━━ Recorded information

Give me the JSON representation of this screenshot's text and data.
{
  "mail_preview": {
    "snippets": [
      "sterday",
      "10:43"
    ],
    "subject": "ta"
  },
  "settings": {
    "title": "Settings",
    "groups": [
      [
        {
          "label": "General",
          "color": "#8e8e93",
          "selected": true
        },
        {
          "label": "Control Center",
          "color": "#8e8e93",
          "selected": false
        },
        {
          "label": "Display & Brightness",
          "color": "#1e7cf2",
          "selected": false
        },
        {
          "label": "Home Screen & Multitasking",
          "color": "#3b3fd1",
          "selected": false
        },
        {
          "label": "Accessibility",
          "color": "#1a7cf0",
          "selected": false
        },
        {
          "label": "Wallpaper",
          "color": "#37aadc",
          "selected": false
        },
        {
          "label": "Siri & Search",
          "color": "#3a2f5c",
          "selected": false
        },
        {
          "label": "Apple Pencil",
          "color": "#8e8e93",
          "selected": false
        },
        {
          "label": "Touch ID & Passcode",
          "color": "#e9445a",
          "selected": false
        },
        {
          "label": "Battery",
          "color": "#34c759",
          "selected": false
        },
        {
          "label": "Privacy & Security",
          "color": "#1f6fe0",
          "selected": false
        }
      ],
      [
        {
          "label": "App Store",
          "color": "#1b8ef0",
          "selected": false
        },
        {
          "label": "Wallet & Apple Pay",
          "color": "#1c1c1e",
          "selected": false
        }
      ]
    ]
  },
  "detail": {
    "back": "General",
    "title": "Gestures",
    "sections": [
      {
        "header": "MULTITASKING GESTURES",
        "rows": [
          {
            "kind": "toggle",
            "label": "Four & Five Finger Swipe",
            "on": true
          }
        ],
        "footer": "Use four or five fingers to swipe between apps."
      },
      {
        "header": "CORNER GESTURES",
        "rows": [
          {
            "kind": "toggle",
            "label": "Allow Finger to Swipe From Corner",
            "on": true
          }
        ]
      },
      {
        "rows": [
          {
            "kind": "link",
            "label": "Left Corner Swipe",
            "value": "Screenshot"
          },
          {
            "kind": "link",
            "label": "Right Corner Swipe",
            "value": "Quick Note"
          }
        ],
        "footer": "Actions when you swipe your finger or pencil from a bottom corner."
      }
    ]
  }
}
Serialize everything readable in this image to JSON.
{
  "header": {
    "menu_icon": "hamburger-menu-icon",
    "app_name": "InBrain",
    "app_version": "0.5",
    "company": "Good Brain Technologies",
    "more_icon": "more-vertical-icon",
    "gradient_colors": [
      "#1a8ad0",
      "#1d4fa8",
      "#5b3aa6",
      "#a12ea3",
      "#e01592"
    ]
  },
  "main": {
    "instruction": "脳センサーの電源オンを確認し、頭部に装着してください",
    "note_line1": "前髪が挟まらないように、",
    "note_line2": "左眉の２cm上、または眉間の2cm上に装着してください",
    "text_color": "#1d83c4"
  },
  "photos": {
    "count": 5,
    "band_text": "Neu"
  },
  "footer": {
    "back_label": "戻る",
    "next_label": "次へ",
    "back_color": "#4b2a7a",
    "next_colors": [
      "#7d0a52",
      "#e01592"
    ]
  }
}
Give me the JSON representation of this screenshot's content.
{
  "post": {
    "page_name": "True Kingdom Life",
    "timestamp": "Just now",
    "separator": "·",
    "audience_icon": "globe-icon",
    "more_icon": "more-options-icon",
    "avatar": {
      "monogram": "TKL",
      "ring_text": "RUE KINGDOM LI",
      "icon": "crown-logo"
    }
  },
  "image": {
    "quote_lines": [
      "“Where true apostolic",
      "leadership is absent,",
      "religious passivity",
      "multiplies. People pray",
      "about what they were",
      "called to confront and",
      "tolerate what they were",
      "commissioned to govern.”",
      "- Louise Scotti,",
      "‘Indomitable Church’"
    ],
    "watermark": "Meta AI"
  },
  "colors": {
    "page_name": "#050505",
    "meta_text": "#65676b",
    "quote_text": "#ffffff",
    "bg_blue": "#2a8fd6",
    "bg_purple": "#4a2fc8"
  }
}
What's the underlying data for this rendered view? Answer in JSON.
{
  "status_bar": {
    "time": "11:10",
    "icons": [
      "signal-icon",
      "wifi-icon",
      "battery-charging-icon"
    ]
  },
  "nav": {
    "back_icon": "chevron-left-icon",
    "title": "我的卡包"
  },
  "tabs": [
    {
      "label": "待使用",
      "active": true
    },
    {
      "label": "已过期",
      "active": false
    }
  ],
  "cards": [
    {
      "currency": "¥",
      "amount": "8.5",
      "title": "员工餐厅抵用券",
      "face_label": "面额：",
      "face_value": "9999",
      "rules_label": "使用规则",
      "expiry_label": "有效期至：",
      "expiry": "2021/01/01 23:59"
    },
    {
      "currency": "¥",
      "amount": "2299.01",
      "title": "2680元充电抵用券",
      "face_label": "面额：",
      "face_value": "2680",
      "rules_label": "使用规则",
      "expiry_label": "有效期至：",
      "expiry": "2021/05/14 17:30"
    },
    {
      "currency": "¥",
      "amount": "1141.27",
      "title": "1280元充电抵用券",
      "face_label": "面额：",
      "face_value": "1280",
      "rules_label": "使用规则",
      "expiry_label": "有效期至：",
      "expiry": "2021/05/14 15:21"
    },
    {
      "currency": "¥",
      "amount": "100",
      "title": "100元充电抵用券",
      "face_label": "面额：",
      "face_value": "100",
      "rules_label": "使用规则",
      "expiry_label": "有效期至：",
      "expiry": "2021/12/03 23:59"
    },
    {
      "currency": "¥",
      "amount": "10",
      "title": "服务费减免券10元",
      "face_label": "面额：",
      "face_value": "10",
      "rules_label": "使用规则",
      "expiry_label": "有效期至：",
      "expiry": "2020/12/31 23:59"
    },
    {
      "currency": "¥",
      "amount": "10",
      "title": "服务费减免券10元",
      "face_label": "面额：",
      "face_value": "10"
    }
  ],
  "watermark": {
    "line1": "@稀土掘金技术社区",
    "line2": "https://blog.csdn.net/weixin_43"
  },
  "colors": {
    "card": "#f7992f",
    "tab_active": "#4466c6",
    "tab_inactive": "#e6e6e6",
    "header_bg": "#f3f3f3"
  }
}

━━━━

From the records above, copy every line that holds the word "title".

- Full response
    "title": "Settings",
    "title": "Gestures",
    "title": "我的卡包"
      "title": "员工餐厅抵用券",
      "title": "2680元充电抵用券",
      "title": "1280元充电抵用券",
      "title": "100元充电抵用券",
      "title": "服务费减免券10元",
      "title": "服务费减免券10元",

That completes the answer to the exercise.